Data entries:
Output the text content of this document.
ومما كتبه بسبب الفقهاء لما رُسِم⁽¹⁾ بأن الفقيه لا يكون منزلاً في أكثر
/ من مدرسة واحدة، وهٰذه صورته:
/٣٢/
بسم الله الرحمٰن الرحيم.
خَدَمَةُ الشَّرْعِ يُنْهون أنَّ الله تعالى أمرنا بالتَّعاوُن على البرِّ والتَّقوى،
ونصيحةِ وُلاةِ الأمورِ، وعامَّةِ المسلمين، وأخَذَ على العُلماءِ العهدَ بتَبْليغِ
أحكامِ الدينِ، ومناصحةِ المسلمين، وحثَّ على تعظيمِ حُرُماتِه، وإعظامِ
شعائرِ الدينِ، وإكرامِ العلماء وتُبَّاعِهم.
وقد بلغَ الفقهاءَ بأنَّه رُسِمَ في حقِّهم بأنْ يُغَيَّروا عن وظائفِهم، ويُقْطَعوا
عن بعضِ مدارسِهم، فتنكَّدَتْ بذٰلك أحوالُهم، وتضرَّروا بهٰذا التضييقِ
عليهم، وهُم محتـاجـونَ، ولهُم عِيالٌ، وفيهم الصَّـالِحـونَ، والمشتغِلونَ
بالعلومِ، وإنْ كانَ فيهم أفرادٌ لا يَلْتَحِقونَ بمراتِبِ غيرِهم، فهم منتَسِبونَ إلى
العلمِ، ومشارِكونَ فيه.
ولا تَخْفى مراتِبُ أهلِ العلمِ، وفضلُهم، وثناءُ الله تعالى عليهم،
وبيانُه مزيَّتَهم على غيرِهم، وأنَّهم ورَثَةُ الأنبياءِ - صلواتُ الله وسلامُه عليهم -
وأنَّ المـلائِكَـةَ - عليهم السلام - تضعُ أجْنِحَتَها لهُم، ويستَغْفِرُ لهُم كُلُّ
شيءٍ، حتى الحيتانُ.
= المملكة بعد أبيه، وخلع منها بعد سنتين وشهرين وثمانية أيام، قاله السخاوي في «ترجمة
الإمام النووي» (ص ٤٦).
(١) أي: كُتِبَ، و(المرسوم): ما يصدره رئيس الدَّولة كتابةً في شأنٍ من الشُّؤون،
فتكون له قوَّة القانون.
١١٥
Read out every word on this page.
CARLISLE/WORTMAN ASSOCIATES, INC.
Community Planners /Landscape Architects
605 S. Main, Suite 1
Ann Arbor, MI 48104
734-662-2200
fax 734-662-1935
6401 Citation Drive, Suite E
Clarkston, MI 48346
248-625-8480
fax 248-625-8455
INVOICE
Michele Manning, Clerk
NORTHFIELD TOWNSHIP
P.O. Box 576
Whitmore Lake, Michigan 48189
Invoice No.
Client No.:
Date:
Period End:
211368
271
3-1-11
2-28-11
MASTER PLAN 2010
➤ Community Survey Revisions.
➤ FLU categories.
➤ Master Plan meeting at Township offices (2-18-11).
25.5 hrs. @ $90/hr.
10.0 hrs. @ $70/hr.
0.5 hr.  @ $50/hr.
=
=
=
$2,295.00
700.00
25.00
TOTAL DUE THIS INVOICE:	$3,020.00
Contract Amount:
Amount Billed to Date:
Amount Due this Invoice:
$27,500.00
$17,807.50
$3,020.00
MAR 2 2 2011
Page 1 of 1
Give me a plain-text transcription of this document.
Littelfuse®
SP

**YOUR GOAL**
Where a line in the entries holds the word "الفقهاء", copy that line.

**OUTPUT**
ومما كتبه بسبب الفقهاء لما رُسِم⁽¹⁾ بأن الفقيه لا يكون منزلاً في أكثر
وقد بلغَ الفقهاءَ بأنَّه رُسِمَ في حقِّهم بأنْ يُغَيَّروا عن وظائفِهم، ويُقْطَعوا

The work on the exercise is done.